Data entries:
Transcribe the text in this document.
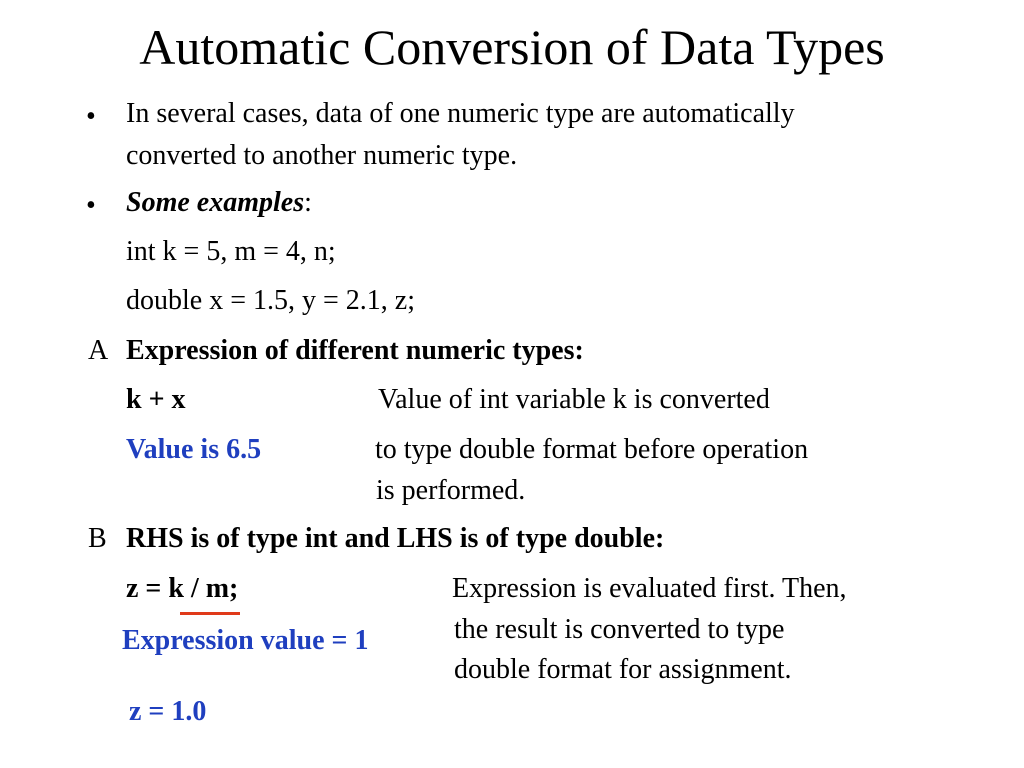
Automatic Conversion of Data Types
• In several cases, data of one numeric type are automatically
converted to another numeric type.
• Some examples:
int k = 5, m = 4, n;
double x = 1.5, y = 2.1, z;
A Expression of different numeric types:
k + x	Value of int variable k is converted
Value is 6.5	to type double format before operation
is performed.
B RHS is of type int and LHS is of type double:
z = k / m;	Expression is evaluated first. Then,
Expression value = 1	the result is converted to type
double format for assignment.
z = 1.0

Short problem:
From the listing, extract all text exactly as given and drop any picture.

Solution to the exercise:
Transcribe the text in this document.
Automatic Conversion of Data Types
• In several cases, data of one numeric type are automatically
converted to another numeric type.
• Some examples:
int k = 5, m = 4, n;
double x = 1.5, y = 2.1, z;
A Expression of different numeric types:
k + x	Value of int variable k is converted
Value is 6.5	to type double format before operation
is performed.
B RHS is of type int and LHS is of type double:
z = k / m;	Expression is evaluated first. Then,
Expression value = 1	the result is converted to type
double format for assignment.
z = 1.0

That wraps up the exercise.